Work required> Report every line below that holds the word "beszerelése".

────────────────

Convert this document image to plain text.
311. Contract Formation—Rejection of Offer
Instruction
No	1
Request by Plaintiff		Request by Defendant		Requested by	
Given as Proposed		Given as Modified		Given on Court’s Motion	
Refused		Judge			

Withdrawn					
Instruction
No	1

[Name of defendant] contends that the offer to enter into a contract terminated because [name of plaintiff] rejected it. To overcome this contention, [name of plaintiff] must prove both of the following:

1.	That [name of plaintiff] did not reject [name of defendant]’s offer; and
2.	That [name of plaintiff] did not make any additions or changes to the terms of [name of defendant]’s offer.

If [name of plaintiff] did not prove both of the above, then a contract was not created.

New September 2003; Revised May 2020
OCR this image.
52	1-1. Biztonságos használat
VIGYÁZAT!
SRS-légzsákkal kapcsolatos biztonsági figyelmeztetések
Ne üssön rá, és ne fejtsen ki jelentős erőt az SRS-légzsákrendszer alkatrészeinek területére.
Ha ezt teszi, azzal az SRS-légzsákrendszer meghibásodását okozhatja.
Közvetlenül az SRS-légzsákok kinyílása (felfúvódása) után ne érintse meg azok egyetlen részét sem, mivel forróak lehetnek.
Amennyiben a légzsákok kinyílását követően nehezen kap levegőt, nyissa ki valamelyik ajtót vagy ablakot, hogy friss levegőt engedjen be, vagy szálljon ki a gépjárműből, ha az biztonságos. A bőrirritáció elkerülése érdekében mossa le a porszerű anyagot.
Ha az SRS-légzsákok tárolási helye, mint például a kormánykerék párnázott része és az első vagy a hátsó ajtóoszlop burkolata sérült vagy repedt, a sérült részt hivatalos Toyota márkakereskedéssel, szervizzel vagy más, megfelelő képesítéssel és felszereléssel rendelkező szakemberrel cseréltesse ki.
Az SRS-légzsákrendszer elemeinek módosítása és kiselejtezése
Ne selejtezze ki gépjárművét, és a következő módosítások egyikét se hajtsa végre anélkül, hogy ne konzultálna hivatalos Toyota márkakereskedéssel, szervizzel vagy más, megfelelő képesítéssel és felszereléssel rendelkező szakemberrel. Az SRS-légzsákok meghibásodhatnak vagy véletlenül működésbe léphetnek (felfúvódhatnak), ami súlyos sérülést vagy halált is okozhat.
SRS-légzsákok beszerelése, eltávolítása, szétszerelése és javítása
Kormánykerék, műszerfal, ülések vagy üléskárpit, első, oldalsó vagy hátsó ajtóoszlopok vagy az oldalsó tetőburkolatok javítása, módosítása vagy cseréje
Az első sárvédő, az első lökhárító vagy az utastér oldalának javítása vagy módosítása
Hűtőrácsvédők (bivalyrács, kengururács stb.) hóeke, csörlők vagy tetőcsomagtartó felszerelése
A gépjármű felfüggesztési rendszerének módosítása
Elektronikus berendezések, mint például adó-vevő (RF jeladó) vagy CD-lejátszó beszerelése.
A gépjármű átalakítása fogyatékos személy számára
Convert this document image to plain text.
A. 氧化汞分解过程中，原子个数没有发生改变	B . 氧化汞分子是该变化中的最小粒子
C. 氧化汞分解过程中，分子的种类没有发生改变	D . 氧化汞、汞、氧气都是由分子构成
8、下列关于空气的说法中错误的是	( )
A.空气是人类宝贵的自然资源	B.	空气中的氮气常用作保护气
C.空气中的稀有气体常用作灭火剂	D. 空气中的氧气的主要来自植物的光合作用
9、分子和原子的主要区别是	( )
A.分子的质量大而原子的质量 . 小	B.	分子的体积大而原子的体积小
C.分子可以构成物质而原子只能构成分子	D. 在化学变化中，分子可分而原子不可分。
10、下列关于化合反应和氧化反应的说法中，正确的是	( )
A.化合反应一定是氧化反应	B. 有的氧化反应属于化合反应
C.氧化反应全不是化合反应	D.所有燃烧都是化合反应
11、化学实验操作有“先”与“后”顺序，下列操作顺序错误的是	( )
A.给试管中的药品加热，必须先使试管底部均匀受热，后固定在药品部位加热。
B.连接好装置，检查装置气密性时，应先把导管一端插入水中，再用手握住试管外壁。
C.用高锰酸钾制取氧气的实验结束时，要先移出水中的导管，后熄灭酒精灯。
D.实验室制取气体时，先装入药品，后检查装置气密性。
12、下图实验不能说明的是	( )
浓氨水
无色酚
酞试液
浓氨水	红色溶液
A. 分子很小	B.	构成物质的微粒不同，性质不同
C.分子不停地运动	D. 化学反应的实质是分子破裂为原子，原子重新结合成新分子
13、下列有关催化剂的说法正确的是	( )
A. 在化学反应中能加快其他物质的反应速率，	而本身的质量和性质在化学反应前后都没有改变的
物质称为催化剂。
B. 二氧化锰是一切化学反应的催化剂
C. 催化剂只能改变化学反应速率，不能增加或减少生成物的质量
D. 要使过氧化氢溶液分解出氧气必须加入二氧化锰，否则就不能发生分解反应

────────────────

Complete response>
SRS-légzsákok beszerelése, eltávolítása, szétszerelése és javítása
Elektronikus berendezések, mint például adó-vevő (RF jeladó) vagy CD-lejátszó beszerelése.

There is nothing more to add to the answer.